> [Work to complete]: Go through the data below. List every line that holds the word "ustvarja".

--- Begin ---

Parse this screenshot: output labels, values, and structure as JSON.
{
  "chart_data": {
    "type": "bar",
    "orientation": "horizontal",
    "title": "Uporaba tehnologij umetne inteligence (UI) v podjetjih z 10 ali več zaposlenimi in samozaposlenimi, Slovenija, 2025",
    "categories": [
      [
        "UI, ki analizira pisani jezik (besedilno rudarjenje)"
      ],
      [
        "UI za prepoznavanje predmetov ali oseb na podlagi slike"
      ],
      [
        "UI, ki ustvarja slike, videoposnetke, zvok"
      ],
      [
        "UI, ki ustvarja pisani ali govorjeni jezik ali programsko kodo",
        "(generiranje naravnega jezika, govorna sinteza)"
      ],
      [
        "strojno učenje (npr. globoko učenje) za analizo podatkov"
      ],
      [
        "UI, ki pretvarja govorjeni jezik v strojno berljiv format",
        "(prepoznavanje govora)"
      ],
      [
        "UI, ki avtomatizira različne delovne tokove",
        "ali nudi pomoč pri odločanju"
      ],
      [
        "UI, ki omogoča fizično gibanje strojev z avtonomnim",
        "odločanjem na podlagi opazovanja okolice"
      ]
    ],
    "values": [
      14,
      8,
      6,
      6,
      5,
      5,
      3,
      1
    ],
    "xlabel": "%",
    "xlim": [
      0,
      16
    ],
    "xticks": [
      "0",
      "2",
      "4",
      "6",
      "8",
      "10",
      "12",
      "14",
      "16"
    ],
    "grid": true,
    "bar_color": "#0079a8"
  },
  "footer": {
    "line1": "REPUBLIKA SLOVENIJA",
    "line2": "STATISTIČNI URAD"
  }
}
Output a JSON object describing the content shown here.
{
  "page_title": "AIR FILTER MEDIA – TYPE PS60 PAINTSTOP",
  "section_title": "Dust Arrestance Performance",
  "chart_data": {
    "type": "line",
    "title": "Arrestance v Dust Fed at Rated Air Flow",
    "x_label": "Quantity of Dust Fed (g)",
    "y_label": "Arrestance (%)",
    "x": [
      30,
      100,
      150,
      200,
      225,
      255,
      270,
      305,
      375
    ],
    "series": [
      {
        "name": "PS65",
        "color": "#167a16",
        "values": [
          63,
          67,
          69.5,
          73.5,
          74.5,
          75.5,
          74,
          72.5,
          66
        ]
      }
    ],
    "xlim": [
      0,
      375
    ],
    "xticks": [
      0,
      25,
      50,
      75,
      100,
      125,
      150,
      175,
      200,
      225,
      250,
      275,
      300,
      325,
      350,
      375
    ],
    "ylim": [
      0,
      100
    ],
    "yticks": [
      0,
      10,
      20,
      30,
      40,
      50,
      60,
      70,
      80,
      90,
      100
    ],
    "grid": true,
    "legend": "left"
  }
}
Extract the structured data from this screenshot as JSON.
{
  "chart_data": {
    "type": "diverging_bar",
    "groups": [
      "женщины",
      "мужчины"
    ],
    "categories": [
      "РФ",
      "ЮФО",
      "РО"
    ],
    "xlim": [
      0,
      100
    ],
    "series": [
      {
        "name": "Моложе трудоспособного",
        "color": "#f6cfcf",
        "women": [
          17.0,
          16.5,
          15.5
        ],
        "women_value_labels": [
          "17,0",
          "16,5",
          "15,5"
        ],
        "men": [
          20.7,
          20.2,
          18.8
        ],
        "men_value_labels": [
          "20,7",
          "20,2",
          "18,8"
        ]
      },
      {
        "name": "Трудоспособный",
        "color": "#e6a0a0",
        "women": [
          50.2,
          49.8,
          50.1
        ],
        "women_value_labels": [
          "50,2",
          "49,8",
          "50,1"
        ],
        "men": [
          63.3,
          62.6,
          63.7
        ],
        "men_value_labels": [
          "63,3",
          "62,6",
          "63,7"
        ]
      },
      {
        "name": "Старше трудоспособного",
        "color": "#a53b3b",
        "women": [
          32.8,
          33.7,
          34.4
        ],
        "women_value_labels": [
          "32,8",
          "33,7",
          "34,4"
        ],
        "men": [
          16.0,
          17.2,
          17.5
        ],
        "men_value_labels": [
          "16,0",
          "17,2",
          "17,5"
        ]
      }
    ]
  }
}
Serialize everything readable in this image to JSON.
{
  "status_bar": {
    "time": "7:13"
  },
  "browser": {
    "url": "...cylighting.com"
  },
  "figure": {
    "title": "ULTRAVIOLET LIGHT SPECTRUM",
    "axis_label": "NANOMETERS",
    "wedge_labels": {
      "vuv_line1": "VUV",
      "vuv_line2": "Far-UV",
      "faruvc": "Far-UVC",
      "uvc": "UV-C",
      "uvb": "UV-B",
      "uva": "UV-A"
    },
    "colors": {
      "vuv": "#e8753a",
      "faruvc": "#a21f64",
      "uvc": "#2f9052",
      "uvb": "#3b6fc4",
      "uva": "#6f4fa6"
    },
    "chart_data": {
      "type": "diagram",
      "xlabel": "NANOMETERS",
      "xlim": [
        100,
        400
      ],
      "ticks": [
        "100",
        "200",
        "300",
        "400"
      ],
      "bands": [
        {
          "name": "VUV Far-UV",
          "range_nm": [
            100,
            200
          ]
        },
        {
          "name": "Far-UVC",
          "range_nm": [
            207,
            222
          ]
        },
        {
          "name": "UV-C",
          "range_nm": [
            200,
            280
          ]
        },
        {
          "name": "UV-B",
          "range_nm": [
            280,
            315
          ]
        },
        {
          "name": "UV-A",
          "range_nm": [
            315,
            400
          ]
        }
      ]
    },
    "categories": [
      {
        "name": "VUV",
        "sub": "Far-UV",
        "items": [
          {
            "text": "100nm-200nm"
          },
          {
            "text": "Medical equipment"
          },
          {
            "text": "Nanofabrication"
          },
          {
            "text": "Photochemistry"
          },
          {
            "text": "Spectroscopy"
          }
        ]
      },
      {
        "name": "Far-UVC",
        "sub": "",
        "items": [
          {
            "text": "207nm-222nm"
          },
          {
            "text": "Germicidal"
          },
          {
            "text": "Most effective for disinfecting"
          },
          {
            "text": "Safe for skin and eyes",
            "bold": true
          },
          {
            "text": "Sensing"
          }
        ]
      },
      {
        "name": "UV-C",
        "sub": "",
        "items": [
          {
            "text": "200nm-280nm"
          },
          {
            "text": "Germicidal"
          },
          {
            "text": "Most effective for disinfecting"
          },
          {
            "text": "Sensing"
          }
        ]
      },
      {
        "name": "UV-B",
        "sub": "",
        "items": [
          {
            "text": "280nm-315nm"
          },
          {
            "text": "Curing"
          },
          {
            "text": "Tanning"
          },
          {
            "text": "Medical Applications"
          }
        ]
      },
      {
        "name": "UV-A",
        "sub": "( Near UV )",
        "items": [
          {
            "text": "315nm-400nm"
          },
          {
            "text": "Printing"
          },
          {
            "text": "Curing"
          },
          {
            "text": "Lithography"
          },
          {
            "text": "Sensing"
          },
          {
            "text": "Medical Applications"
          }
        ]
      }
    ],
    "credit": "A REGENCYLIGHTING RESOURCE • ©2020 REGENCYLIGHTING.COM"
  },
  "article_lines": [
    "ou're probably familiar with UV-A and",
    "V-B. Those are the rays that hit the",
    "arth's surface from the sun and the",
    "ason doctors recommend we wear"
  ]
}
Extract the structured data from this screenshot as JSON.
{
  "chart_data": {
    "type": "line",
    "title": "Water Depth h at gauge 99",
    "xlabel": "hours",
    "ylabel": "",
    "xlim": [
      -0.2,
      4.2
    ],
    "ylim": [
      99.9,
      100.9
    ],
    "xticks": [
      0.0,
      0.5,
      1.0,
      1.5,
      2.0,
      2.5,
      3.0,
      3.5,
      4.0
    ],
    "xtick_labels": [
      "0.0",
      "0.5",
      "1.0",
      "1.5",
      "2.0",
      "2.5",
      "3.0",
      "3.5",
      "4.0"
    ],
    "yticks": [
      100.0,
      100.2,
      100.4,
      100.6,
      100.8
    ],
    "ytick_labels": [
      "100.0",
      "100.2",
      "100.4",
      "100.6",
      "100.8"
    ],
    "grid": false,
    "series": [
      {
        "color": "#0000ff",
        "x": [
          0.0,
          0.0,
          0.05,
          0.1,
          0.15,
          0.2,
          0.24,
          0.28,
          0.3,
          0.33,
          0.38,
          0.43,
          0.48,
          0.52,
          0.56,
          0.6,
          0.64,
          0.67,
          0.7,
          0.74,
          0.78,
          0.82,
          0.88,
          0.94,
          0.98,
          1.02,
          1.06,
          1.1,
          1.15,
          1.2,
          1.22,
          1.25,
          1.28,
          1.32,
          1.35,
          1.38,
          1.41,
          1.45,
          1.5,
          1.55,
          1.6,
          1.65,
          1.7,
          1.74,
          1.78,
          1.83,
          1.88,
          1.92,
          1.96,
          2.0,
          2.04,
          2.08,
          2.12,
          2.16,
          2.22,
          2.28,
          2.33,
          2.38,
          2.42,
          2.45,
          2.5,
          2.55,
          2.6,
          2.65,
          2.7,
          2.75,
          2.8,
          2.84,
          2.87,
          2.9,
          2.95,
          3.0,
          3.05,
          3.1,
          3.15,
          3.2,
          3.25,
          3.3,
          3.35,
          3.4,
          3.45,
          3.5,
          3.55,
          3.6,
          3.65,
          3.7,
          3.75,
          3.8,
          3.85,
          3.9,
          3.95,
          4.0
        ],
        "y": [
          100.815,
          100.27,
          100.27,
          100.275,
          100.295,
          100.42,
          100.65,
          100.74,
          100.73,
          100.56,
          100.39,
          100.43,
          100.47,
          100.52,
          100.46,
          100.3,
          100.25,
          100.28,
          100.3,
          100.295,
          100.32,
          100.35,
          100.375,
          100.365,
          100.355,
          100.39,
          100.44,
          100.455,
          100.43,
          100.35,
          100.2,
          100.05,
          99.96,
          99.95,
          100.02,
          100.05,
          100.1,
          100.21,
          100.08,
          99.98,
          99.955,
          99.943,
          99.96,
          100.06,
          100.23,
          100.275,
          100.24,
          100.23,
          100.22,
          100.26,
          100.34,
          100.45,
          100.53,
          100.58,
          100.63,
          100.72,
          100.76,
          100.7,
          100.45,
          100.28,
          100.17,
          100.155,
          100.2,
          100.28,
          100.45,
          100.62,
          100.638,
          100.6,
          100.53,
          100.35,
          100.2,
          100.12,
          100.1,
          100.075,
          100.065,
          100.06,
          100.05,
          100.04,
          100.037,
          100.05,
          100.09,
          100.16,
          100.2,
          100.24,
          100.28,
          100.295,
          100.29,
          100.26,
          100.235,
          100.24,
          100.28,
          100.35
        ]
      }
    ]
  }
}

--- End ---

> [Full response]:
        "UI, ki ustvarja slike, videoposnetke, zvok"
        "UI, ki ustvarja pisani ali govorjeni jezik ali programsko kodo",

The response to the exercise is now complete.